▶ _The task_:
In the data below, locate each line with the word "Helicity" and list it.

▶ _Provided data_:
** Begin **
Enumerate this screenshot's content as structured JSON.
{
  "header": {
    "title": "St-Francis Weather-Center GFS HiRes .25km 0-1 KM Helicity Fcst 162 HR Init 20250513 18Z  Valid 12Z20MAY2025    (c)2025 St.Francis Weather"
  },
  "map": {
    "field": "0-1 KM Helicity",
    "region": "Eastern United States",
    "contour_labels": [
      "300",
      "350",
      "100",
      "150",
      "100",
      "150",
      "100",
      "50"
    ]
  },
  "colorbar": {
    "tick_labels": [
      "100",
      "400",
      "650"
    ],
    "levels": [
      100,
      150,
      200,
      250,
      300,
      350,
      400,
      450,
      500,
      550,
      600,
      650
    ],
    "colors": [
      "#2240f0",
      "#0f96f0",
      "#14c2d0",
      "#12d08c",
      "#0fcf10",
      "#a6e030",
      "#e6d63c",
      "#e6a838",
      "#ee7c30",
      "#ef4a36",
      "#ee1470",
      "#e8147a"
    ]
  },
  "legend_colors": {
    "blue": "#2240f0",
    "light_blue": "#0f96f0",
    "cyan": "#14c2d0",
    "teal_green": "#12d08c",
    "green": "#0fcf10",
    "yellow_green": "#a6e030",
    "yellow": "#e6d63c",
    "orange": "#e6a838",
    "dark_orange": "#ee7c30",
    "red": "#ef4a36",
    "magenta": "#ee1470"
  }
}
** End **
▶ _Result of the task_:
    "title": "St-Francis Weather-Center GFS HiRes .25km 0-1 KM Helicity Fcst 162 HR Init 20250513 18Z  Valid 12Z20MAY2025    (c)2025 St.Francis Weather"
    "field": "0-1 KM Helicity",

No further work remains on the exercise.